WHAT NEEDS TO BE DONE: Write out each line from the data below that includes the word "Jesus".
━━━━━━
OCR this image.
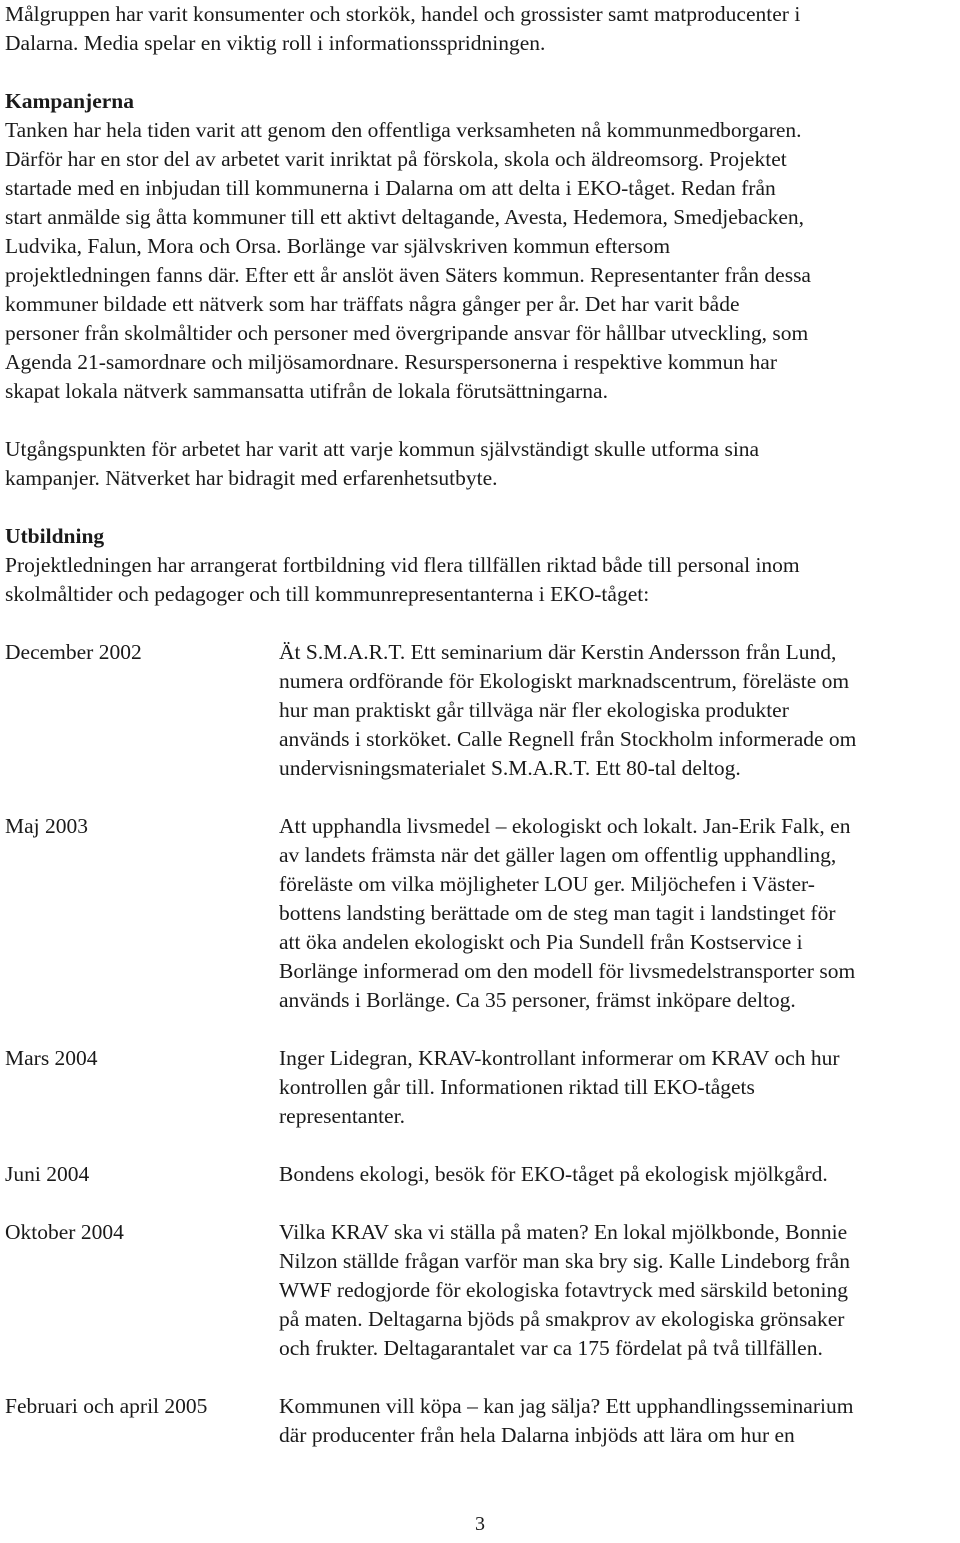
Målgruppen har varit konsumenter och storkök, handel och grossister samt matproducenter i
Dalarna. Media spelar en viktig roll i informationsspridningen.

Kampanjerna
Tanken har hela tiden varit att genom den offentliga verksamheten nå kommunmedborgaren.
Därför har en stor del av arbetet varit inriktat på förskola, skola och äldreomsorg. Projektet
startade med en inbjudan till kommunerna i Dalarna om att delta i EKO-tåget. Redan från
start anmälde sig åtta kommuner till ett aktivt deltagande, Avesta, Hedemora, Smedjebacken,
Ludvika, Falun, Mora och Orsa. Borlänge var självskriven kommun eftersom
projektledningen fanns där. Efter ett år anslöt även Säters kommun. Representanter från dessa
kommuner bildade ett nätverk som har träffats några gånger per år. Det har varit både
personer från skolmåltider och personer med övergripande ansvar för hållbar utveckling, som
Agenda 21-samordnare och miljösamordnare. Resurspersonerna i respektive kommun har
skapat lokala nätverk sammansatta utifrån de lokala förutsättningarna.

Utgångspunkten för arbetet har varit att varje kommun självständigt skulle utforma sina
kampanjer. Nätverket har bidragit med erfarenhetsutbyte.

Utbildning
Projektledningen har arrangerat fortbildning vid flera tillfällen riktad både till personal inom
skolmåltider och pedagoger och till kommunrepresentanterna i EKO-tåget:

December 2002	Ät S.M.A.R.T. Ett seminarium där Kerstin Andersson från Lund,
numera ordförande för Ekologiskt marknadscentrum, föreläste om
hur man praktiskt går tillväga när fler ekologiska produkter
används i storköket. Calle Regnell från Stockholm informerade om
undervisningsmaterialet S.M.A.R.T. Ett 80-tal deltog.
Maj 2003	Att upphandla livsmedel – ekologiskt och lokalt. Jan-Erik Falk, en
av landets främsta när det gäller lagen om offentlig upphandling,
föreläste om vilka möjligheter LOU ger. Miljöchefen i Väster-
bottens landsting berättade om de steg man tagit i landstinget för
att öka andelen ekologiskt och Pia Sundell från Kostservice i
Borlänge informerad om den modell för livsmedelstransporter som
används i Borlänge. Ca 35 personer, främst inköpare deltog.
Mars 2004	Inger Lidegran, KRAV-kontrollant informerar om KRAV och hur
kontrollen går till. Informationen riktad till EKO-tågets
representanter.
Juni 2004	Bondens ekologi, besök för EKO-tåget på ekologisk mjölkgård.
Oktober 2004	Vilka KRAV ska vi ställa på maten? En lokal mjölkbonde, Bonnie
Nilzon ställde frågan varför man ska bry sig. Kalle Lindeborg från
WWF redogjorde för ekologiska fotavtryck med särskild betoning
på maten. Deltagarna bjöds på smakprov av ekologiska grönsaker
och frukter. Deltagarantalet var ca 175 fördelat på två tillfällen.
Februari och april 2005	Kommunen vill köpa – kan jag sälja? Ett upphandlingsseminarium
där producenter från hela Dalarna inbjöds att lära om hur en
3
━━━━━━
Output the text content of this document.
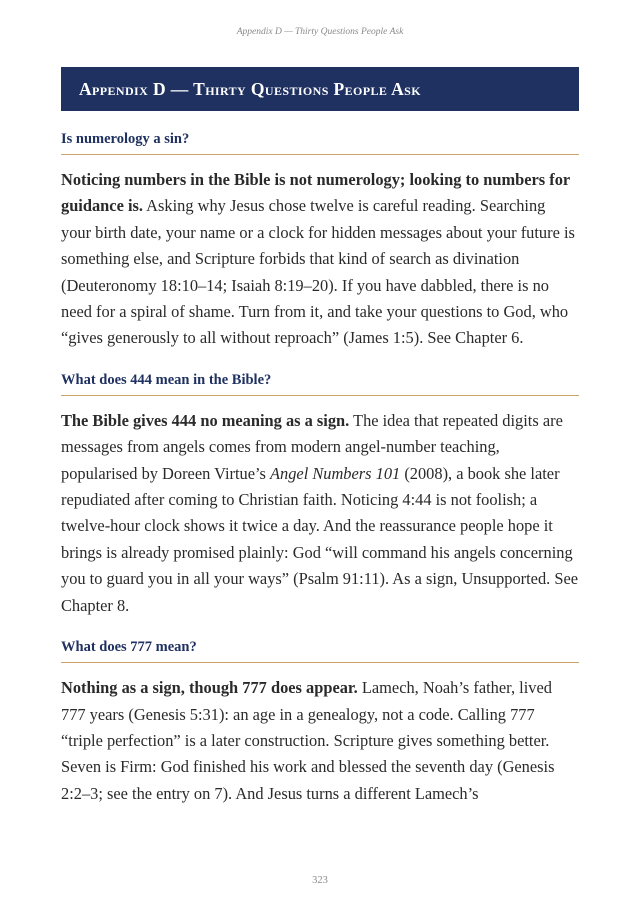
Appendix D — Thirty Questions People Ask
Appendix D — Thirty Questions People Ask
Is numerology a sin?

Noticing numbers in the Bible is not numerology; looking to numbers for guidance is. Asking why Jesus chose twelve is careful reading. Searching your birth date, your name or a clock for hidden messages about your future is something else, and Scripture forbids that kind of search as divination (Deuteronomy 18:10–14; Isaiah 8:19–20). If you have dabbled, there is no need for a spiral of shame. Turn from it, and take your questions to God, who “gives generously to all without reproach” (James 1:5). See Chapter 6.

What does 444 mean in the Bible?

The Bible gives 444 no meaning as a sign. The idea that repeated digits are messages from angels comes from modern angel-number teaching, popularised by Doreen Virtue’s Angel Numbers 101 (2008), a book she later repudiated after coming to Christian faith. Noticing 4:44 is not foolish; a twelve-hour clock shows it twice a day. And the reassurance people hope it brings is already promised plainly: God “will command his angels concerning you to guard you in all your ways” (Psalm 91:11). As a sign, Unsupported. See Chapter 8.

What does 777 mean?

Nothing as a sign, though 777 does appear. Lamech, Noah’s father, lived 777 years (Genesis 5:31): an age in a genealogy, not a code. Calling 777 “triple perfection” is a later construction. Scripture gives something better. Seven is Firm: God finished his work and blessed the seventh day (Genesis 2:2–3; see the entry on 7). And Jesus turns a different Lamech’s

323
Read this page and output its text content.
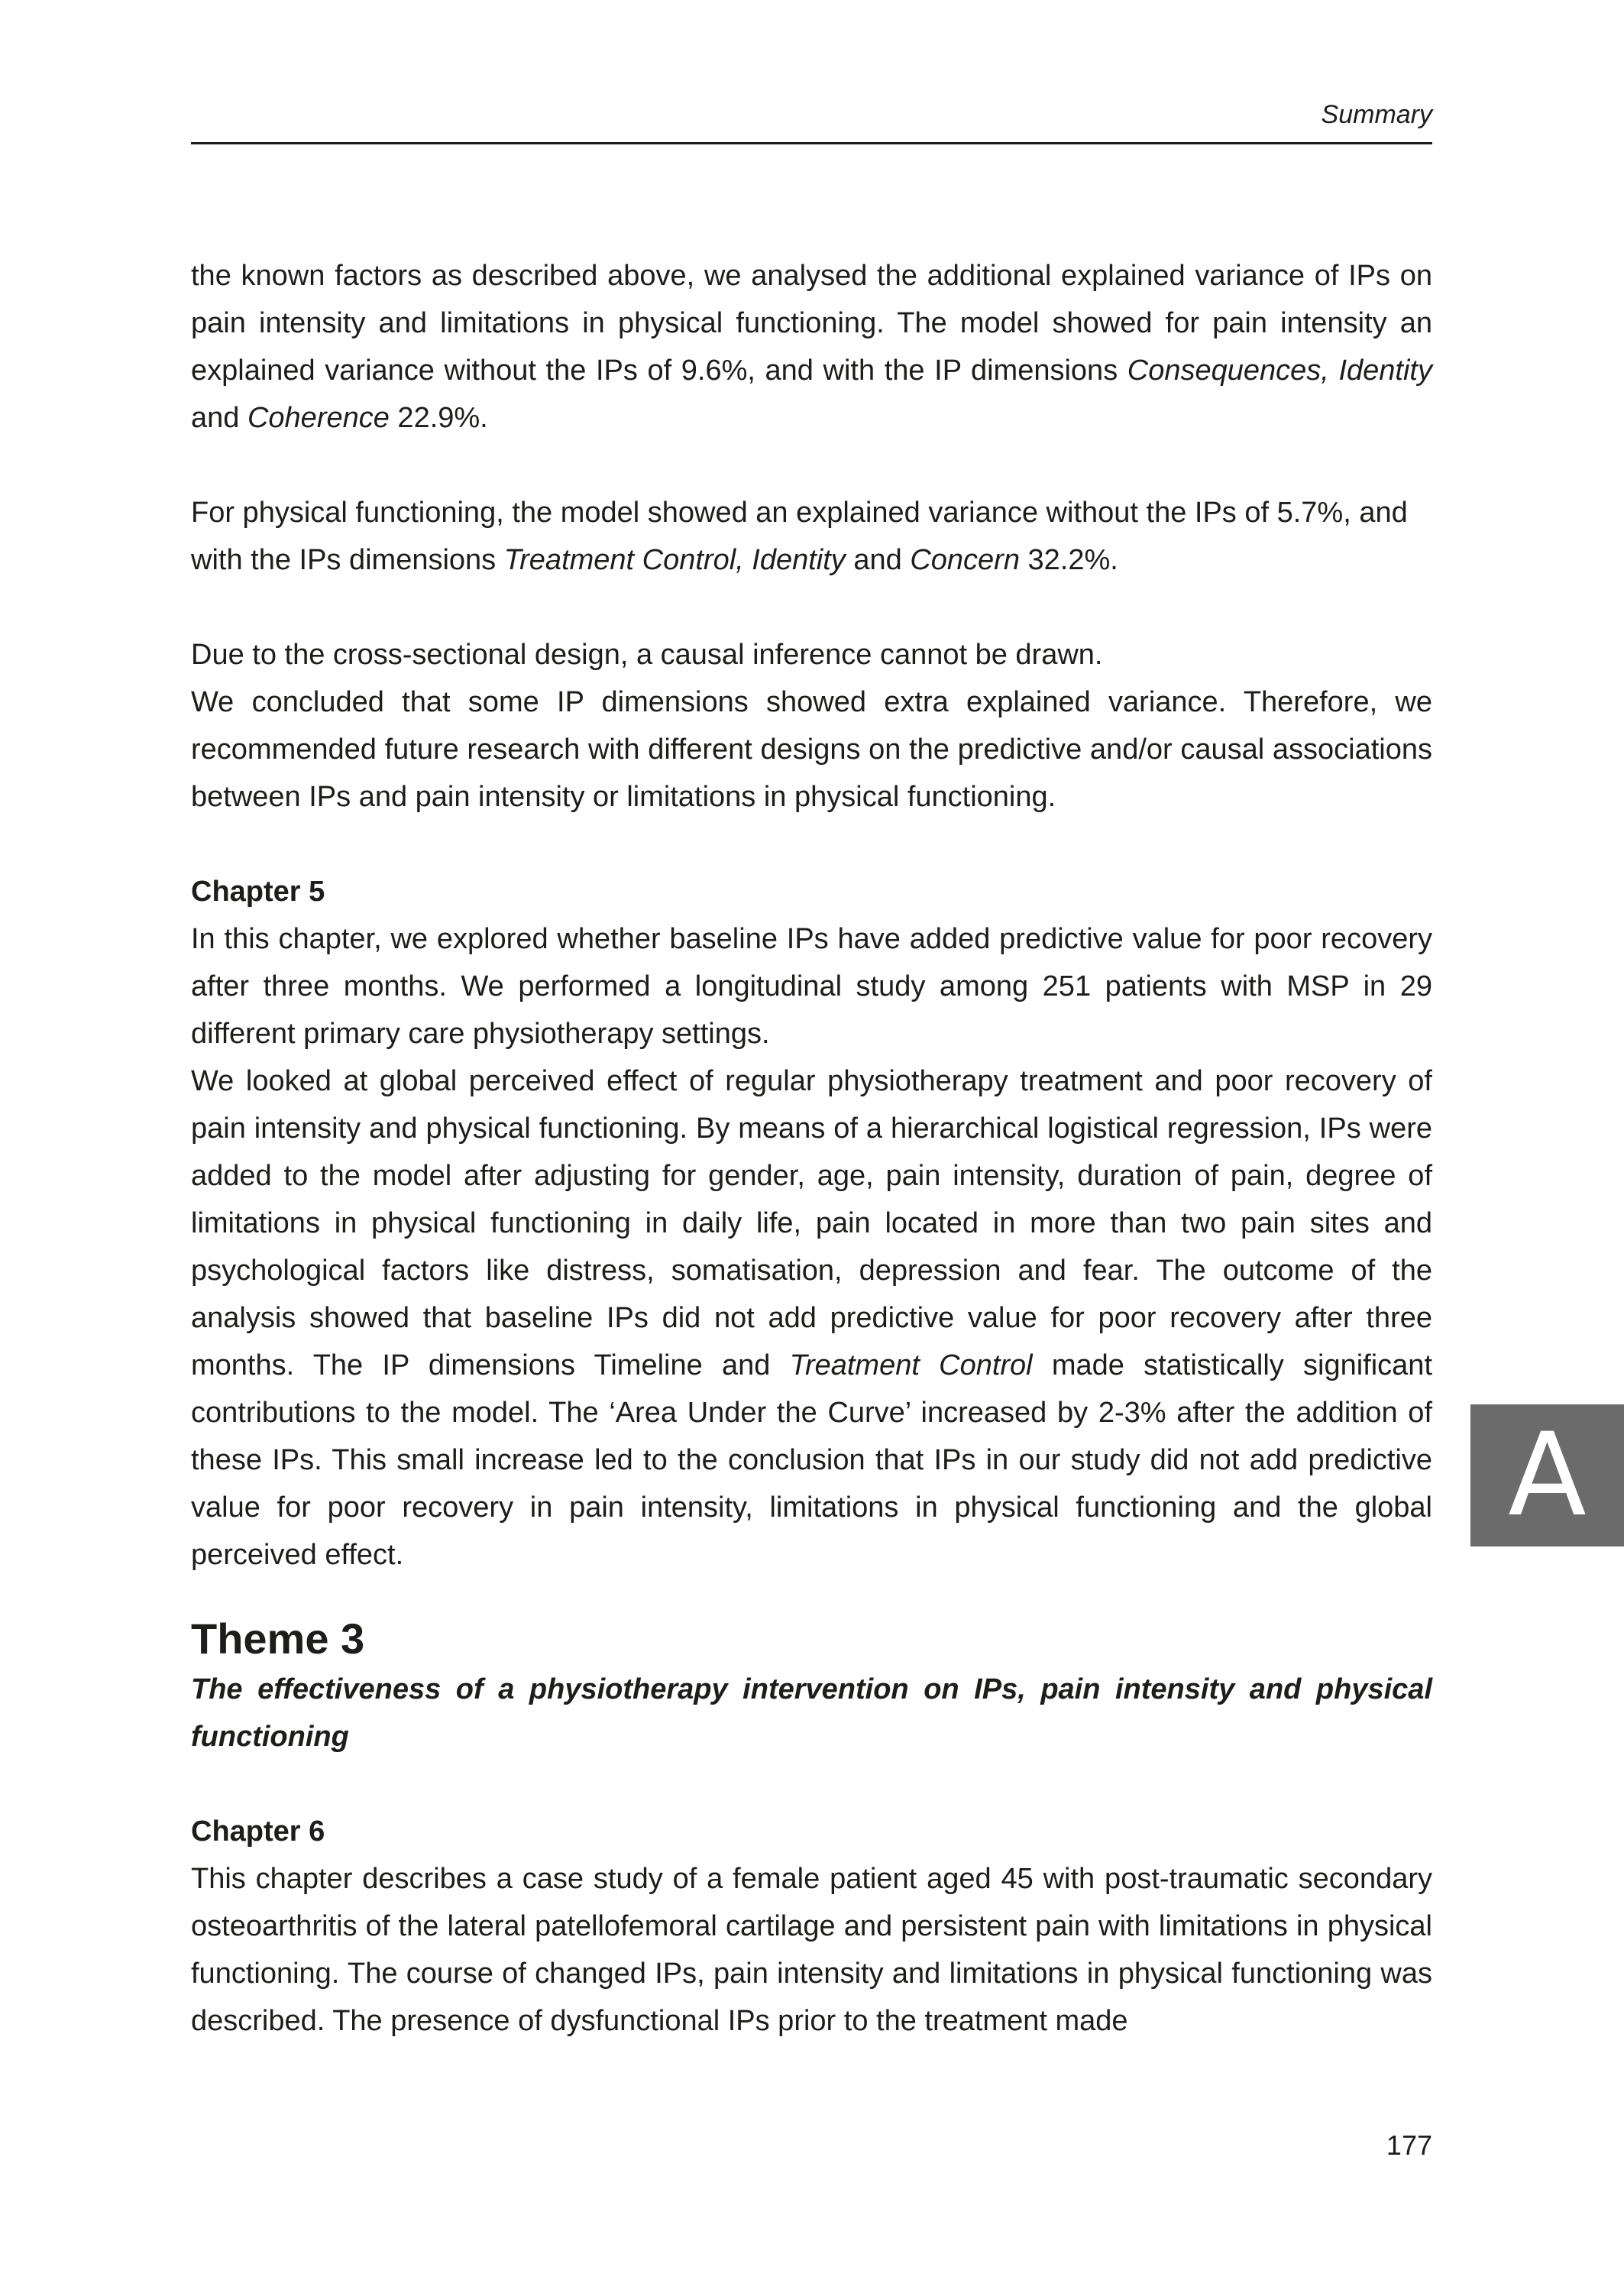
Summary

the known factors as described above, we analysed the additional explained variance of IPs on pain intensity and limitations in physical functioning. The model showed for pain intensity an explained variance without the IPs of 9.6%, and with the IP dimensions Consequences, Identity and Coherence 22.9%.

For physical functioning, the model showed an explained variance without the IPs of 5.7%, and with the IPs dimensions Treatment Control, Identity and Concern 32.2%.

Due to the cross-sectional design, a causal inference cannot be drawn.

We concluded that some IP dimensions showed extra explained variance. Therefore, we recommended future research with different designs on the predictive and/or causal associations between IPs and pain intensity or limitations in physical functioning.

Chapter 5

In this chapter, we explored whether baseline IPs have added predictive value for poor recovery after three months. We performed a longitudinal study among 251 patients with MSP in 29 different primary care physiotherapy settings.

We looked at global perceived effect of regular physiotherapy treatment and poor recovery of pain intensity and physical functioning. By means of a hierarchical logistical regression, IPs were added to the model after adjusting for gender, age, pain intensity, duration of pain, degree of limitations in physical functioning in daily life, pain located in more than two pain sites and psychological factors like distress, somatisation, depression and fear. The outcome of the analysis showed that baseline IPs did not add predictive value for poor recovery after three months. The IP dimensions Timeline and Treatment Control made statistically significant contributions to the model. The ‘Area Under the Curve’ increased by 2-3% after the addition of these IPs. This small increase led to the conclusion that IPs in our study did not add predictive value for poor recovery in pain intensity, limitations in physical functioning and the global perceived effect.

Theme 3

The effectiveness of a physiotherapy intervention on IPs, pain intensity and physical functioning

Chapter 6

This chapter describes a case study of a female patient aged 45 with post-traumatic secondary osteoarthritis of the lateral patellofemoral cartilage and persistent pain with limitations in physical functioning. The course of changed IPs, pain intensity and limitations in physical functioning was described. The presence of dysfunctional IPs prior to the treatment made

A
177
━━━━━━
RESULT OF THE EXERCISE:
Noticing numbers in the Bible is not numerology; looking to numbers for guidance is. Asking why Jesus chose twelve is careful reading. Searching your birth date, your name or a clock for hidden messages about your future is something else, and Scripture forbids that kind of search as divination (Deuteronomy 18:10–14; Isaiah 8:19–20). If you have dabbled, there is no need for a spiral of shame. Turn from it, and take your questions to God, who “gives generously to all without reproach” (James 1:5). See Chapter 6.
Nothing as a sign, though 777 does appear. Lamech, Noah’s father, lived 777 years (Genesis 5:31): an age in a genealogy, not a code. Calling 777 “triple perfection” is a later construction. Scripture gives something better. Seven is Firm: God finished his work and blessed the seventh day (Genesis 2:2–3; see the entry on 7). And Jesus turns a different Lamech’s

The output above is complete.